- **PROMPT**
Each entry below is to be printed verbatim.

- **EXTRACTED ENTRIES**
_____

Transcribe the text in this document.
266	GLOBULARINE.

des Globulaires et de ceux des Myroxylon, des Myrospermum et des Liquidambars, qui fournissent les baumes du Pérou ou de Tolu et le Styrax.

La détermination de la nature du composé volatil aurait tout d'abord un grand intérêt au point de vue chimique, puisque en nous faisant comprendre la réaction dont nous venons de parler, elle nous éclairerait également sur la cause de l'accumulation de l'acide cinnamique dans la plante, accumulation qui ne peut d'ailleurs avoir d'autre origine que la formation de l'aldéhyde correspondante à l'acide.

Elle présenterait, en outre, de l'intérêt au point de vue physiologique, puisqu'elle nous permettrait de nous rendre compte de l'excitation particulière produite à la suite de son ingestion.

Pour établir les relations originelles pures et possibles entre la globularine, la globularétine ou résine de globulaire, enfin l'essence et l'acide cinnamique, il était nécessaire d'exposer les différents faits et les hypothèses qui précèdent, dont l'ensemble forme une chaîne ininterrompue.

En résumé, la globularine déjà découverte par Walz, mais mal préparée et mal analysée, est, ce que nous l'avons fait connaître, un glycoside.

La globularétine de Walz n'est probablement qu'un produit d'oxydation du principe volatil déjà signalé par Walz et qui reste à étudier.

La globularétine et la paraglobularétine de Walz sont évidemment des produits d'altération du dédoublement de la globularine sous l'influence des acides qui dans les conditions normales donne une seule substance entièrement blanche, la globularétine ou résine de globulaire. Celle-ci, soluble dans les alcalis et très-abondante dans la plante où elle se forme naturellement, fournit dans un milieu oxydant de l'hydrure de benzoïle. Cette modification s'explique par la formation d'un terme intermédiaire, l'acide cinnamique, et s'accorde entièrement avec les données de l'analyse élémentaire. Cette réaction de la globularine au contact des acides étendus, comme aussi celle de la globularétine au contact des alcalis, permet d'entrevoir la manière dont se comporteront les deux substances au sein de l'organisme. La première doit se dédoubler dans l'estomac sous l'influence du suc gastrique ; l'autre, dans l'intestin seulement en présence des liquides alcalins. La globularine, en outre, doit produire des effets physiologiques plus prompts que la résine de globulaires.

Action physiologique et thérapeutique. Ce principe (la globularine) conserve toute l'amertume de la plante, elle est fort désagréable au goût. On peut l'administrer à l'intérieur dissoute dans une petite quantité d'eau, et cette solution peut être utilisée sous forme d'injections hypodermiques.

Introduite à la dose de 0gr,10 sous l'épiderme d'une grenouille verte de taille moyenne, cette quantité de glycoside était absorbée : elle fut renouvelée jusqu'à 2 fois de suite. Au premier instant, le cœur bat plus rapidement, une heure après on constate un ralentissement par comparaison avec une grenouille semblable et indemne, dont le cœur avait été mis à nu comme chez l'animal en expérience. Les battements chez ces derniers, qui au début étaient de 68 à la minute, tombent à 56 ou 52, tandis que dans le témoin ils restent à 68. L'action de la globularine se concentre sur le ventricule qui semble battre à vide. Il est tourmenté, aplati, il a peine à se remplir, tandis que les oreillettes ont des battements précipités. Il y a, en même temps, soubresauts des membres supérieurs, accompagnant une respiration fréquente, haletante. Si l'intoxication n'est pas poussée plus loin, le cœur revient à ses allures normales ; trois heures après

_____

- **TASK RESULT**
Transcribe the text in this document.
266	GLOBULARINE.

des Globulaires et de ceux des Myroxylon, des Myrospermum et des Liquidambars, qui fournissent les baumes du Pérou ou de Tolu et le Styrax.

La détermination de la nature du composé volatil aurait tout d'abord un grand intérêt au point de vue chimique, puisque en nous faisant comprendre la réaction dont nous venons de parler, elle nous éclairerait également sur la cause de l'accumulation de l'acide cinnamique dans la plante, accumulation qui ne peut d'ailleurs avoir d'autre origine que la formation de l'aldéhyde correspondante à l'acide.

Elle présenterait, en outre, de l'intérêt au point de vue physiologique, puisqu'elle nous permettrait de nous rendre compte de l'excitation particulière produite à la suite de son ingestion.

Pour établir les relations originelles pures et possibles entre la globularine, la globularétine ou résine de globulaire, enfin l'essence et l'acide cinnamique, il était nécessaire d'exposer les différents faits et les hypothèses qui précèdent, dont l'ensemble forme une chaîne ininterrompue.

En résumé, la globularine déjà découverte par Walz, mais mal préparée et mal analysée, est, ce que nous l'avons fait connaître, un glycoside.

La globularétine de Walz n'est probablement qu'un produit d'oxydation du principe volatil déjà signalé par Walz et qui reste à étudier.

La globularétine et la paraglobularétine de Walz sont évidemment des produits d'altération du dédoublement de la globularine sous l'influence des acides qui dans les conditions normales donne une seule substance entièrement blanche, la globularétine ou résine de globulaire. Celle-ci, soluble dans les alcalis et très-abondante dans la plante où elle se forme naturellement, fournit dans un milieu oxydant de l'hydrure de benzoïle. Cette modification s'explique par la formation d'un terme intermédiaire, l'acide cinnamique, et s'accorde entièrement avec les données de l'analyse élémentaire. Cette réaction de la globularine au contact des acides étendus, comme aussi celle de la globularétine au contact des alcalis, permet d'entrevoir la manière dont se comporteront les deux substances au sein de l'organisme. La première doit se dédoubler dans l'estomac sous l'influence du suc gastrique ; l'autre, dans l'intestin seulement en présence des liquides alcalins. La globularine, en outre, doit produire des effets physiologiques plus prompts que la résine de globulaires.

Action physiologique et thérapeutique. Ce principe (la globularine) conserve toute l'amertume de la plante, elle est fort désagréable au goût. On peut l'administrer à l'intérieur dissoute dans une petite quantité d'eau, et cette solution peut être utilisée sous forme d'injections hypodermiques.

Introduite à la dose de 0gr,10 sous l'épiderme d'une grenouille verte de taille moyenne, cette quantité de glycoside était absorbée : elle fut renouvelée jusqu'à 2 fois de suite. Au premier instant, le cœur bat plus rapidement, une heure après on constate un ralentissement par comparaison avec une grenouille semblable et indemne, dont le cœur avait été mis à nu comme chez l'animal en expérience. Les battements chez ces derniers, qui au début étaient de 68 à la minute, tombent à 56 ou 52, tandis que dans le témoin ils restent à 68. L'action de la globularine se concentre sur le ventricule qui semble battre à vide. Il est tourmenté, aplati, il a peine à se remplir, tandis que les oreillettes ont des battements précipités. Il y a, en même temps, soubresauts des membres supérieurs, accompagnant une respiration fréquente, haletante. Si l'intoxication n'est pas poussée plus loin, le cœur revient à ses allures normales ; trois heures après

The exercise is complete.